> [EXTRACTED INFORMATION]:
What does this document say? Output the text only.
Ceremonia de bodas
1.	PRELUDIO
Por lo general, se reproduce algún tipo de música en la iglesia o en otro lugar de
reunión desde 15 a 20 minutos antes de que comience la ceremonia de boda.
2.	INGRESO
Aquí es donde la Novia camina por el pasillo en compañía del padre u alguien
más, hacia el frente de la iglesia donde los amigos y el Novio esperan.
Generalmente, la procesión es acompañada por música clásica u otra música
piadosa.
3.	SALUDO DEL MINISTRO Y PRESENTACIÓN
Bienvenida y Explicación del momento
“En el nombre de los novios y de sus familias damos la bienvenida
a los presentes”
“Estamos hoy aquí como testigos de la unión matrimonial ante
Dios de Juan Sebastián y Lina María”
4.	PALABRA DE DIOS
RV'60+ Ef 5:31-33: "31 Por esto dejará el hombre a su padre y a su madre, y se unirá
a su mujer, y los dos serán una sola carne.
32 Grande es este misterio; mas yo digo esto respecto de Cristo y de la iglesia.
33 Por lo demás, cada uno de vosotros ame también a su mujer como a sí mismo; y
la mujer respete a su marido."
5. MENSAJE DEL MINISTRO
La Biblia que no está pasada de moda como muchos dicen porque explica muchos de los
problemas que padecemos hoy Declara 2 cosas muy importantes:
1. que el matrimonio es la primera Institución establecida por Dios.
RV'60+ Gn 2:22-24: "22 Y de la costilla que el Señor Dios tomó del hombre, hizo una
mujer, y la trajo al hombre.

> [WHAT YOU HAVE TO DO]: Copy the data above in full, character for character.

> [WRITTEN ANSWER]:
What does this document say? Output the text only.
Ceremonia de bodas
1.	PRELUDIO
Por lo general, se reproduce algún tipo de música en la iglesia o en otro lugar de
reunión desde 15 a 20 minutos antes de que comience la ceremonia de boda.
2.	INGRESO
Aquí es donde la Novia camina por el pasillo en compañía del padre u alguien
más, hacia el frente de la iglesia donde los amigos y el Novio esperan.
Generalmente, la procesión es acompañada por música clásica u otra música
piadosa.
3.	SALUDO DEL MINISTRO Y PRESENTACIÓN
Bienvenida y Explicación del momento
“En el nombre de los novios y de sus familias damos la bienvenida
a los presentes”
“Estamos hoy aquí como testigos de la unión matrimonial ante
Dios de Juan Sebastián y Lina María”
4.	PALABRA DE DIOS
RV'60+ Ef 5:31-33: "31 Por esto dejará el hombre a su padre y a su madre, y se unirá
a su mujer, y los dos serán una sola carne.
32 Grande es este misterio; mas yo digo esto respecto de Cristo y de la iglesia.
33 Por lo demás, cada uno de vosotros ame también a su mujer como a sí mismo; y
la mujer respete a su marido."
5. MENSAJE DEL MINISTRO
La Biblia que no está pasada de moda como muchos dicen porque explica muchos de los
problemas que padecemos hoy Declara 2 cosas muy importantes:
1. que el matrimonio es la primera Institución establecida por Dios.
RV'60+ Gn 2:22-24: "22 Y de la costilla que el Señor Dios tomó del hombre, hizo una
mujer, y la trajo al hombre.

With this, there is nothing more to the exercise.